** Start Records supplied **

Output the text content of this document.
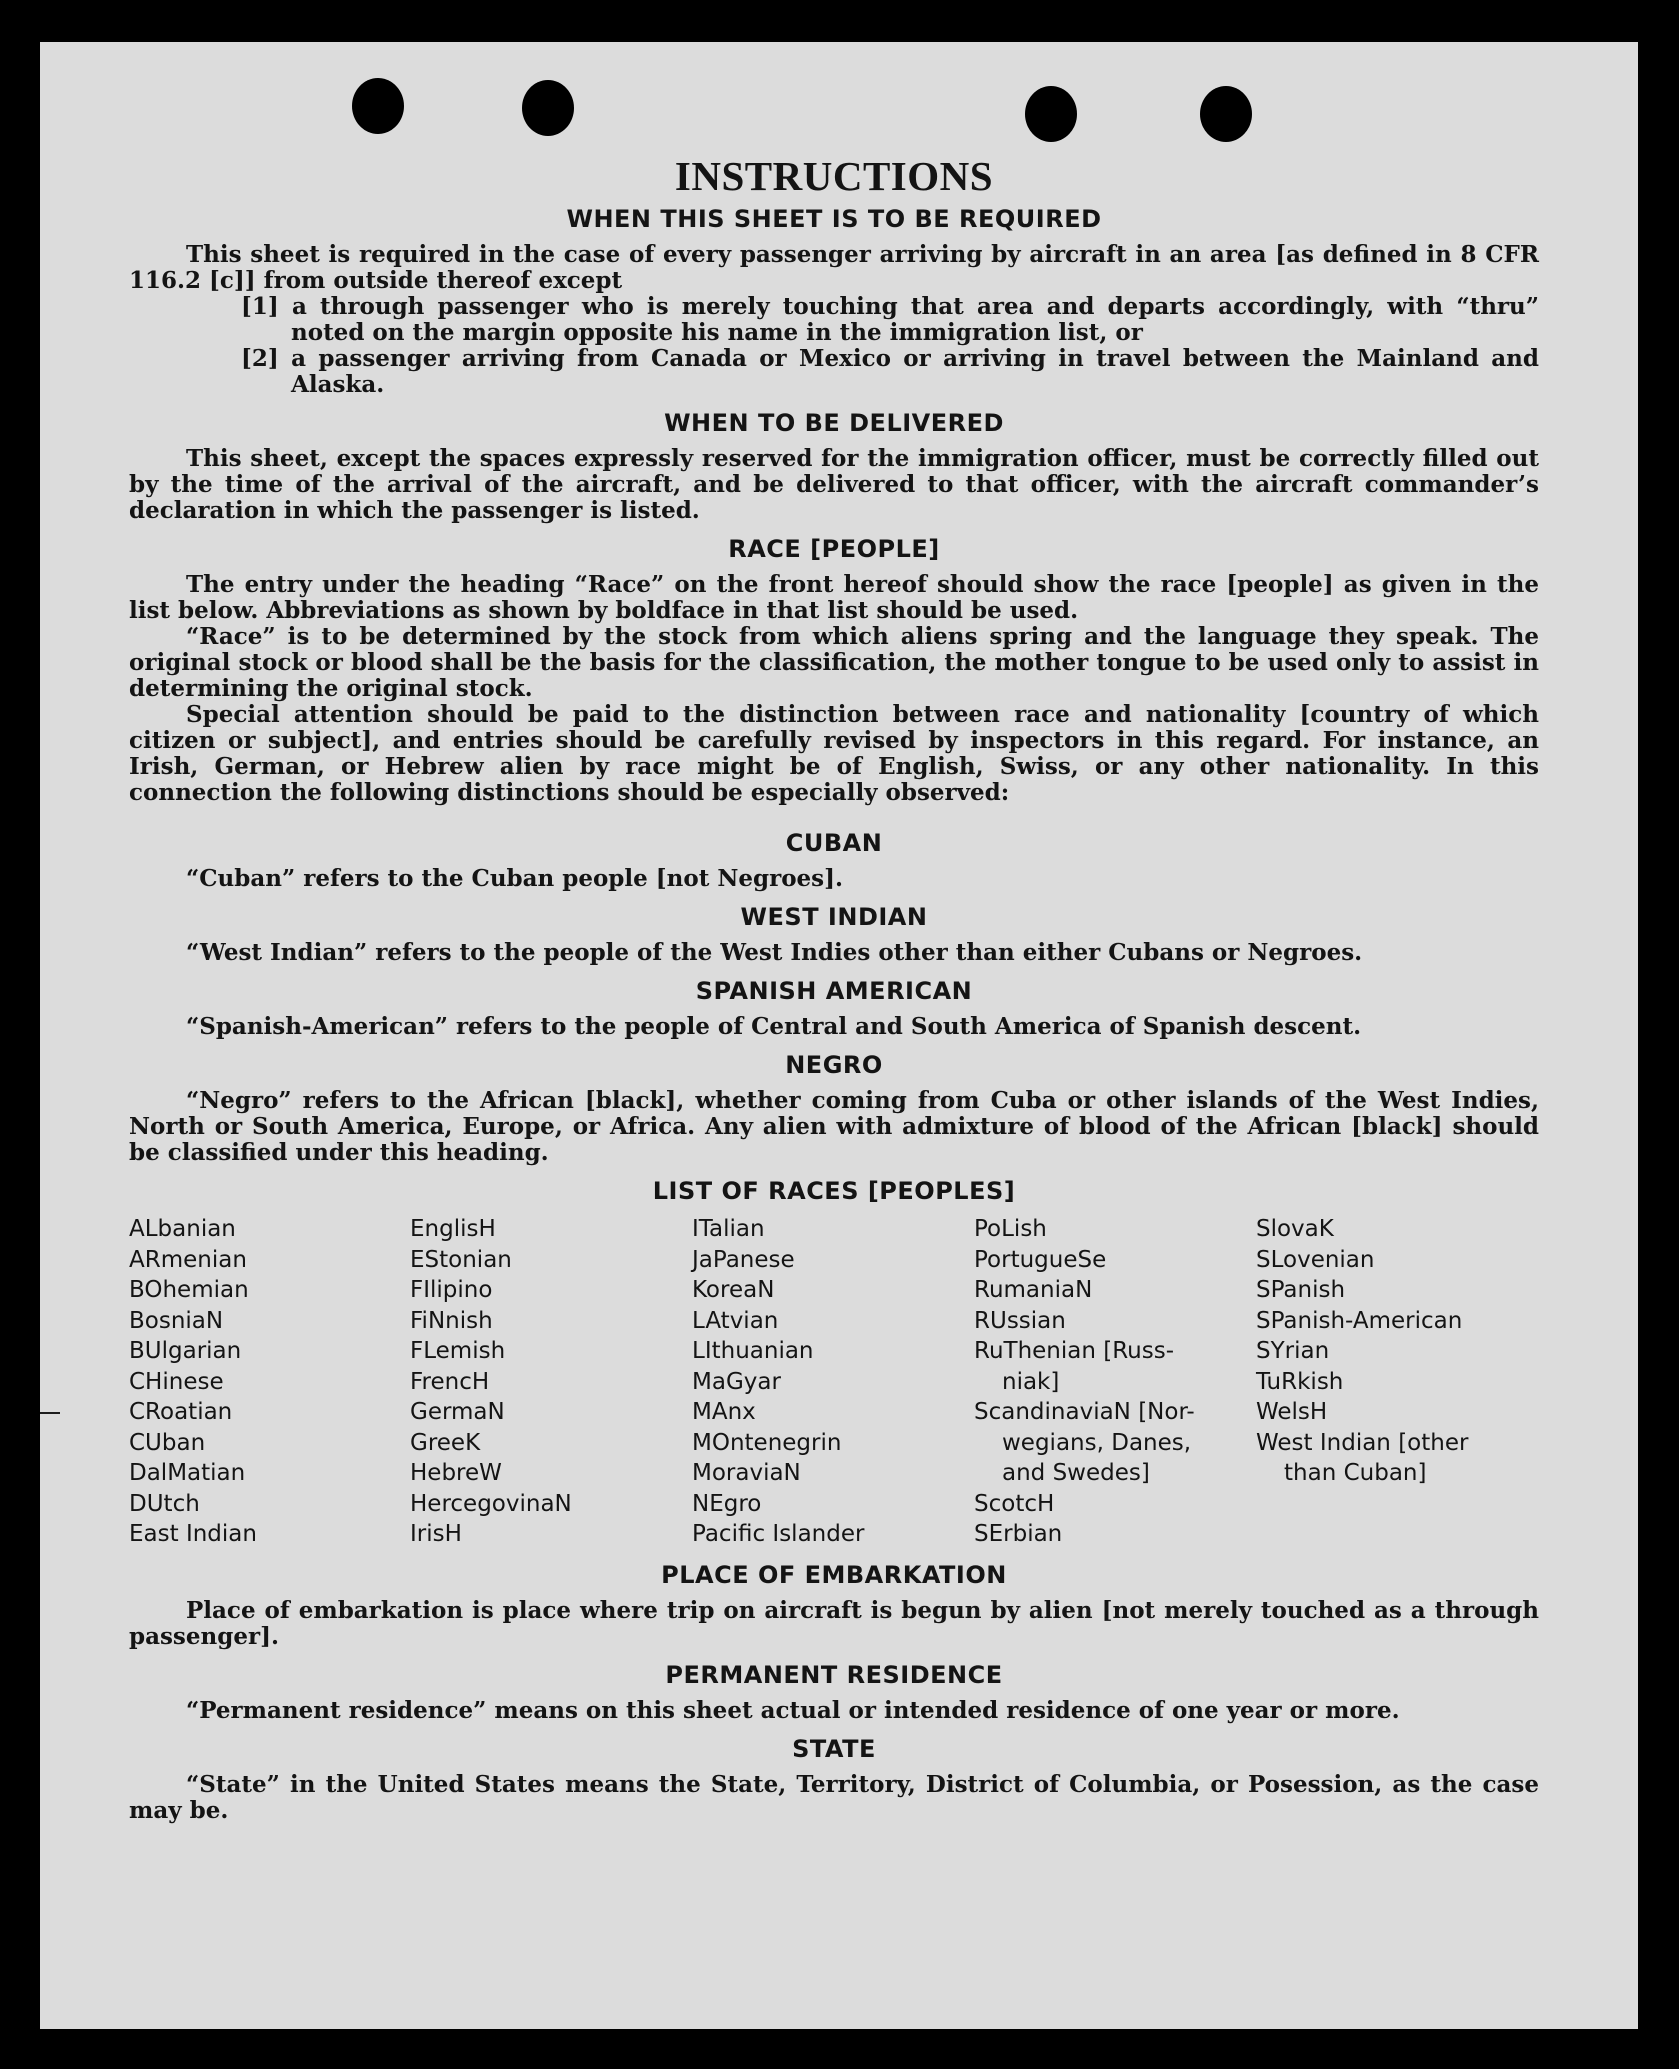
INSTRUCTIONS
WHEN THIS SHEET IS TO BE REQUIRED

This sheet is required in the case of every passenger arriving by aircraft in an area [as defined in 8 CFR 116.2 [c]] from outside thereof except

[1] a through passenger who is merely touching that area and departs accordingly, with “thru” noted on the margin opposite his name in the immigration list, or
[2] a passenger arriving from Canada or Mexico or arriving in travel between the Mainland and Alaska.
WHEN TO BE DELIVERED

This sheet, except the spaces expressly reserved for the immigration officer, must be correctly filled out by the time of the arrival of the aircraft, and be delivered to that officer, with the aircraft commander’s declaration in which the passenger is listed.

RACE [PEOPLE]

The entry under the heading “Race” on the front hereof should show the race [people] as given in the list below. Abbreviations as shown by boldface in that list should be used.

“Race” is to be determined by the stock from which aliens spring and the language they speak. The original stock or blood shall be the basis for the classification, the mother tongue to be used only to assist in determining the original stock.

Special attention should be paid to the distinction between race and nationality [country of which citizen or subject], and entries should be carefully revised by inspectors in this regard. For instance, an Irish, German, or Hebrew alien by race might be of English, Swiss, or any other nationality. In this connection the following distinctions should be especially observed:

CUBAN

“Cuban” refers to the Cuban people [not Negroes].

WEST INDIAN

“West Indian” refers to the people of the West Indies other than either Cubans or Negroes.

SPANISH AMERICAN

“Spanish-American” refers to the people of Central and South America of Spanish descent.

NEGRO

“Negro” refers to the African [black], whether coming from Cuba or other islands of the West Indies, North or South America, Europe, or Africa. Any alien with admixture of blood of the African [black] should be classified under this heading.

LIST OF RACES [PEOPLES]
ALbanian
ARmenian
BOhemian
BosniaN
BUlgarian
CHinese
CRoatian
CUban
DalMatian
DUtch
East Indian
EnglisH
EStonian
FIlipino
FiNnish
FLemish
FrencH
GermaN
GreeK
HebreW
HercegovinaN
IrisH
ITalian
JaPanese
KoreaN
LAtvian
LIthuanian
MaGyar
MAnx
MOntenegrin
MoraviaN
NEgro
Pacific Islander
PoLish
PortugueSe
RumaniaN
RUssian
RuThenian [Russ-
niak]
ScandinaviaN [Nor-
wegians, Danes,
and Swedes]
ScotcH
SErbian
SlovaK
SLovenian
SPanish
SPanish-American
SYrian
TuRkish
WelsH
West Indian [other
than Cuban]
PLACE OF EMBARKATION

Place of embarkation is place where trip on aircraft is begun by alien [not merely touched as a through passenger].

PERMANENT RESIDENCE

“Permanent residence” means on this sheet actual or intended residence of one year or more.

STATE

“State” in the United States means the State, Territory, District of Columbia, or Posession, as the case may be.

** End Records supplied **

The entries above are to be returned exactly, without their pictures.

Output the text content of this document.
INSTRUCTIONS
WHEN THIS SHEET IS TO BE REQUIRED

This sheet is required in the case of every passenger arriving by aircraft in an area [as defined in 8 CFR 116.2 [c]] from outside thereof except

[1] a through passenger who is merely touching that area and departs accordingly, with “thru” noted on the margin opposite his name in the immigration list, or
[2] a passenger arriving from Canada or Mexico or arriving in travel between the Mainland and Alaska.
WHEN TO BE DELIVERED

This sheet, except the spaces expressly reserved for the immigration officer, must be correctly filled out by the time of the arrival of the aircraft, and be delivered to that officer, with the aircraft commander’s declaration in which the passenger is listed.

RACE [PEOPLE]

The entry under the heading “Race” on the front hereof should show the race [people] as given in the list below. Abbreviations as shown by boldface in that list should be used.

“Race” is to be determined by the stock from which aliens spring and the language they speak. The original stock or blood shall be the basis for the classification, the mother tongue to be used only to assist in determining the original stock.

Special attention should be paid to the distinction between race and nationality [country of which citizen or subject], and entries should be carefully revised by inspectors in this regard. For instance, an Irish, German, or Hebrew alien by race might be of English, Swiss, or any other nationality. In this connection the following distinctions should be especially observed:

CUBAN

“Cuban” refers to the Cuban people [not Negroes].

WEST INDIAN

“West Indian” refers to the people of the West Indies other than either Cubans or Negroes.

SPANISH AMERICAN

“Spanish-American” refers to the people of Central and South America of Spanish descent.

NEGRO

“Negro” refers to the African [black], whether coming from Cuba or other islands of the West Indies, North or South America, Europe, or Africa. Any alien with admixture of blood of the African [black] should be classified under this heading.

LIST OF RACES [PEOPLES]
ALbanian
ARmenian
BOhemian
BosniaN
BUlgarian
CHinese
CRoatian
CUban
DalMatian
DUtch
East Indian
EnglisH
EStonian
FIlipino
FiNnish
FLemish
FrencH
GermaN
GreeK
HebreW
HercegovinaN
IrisH
ITalian
JaPanese
KoreaN
LAtvian
LIthuanian
MaGyar
MAnx
MOntenegrin
MoraviaN
NEgro
Pacific Islander
PoLish
PortugueSe
RumaniaN
RUssian
RuThenian [Russ-
niak]
ScandinaviaN [Nor-
wegians, Danes,
and Swedes]
ScotcH
SErbian
SlovaK
SLovenian
SPanish
SPanish-American
SYrian
TuRkish
WelsH
West Indian [other
than Cuban]
PLACE OF EMBARKATION

Place of embarkation is place where trip on aircraft is begun by alien [not merely touched as a through passenger].

PERMANENT RESIDENCE

“Permanent residence” means on this sheet actual or intended residence of one year or more.

STATE

“State” in the United States means the State, Territory, District of Columbia, or Posession, as the case may be.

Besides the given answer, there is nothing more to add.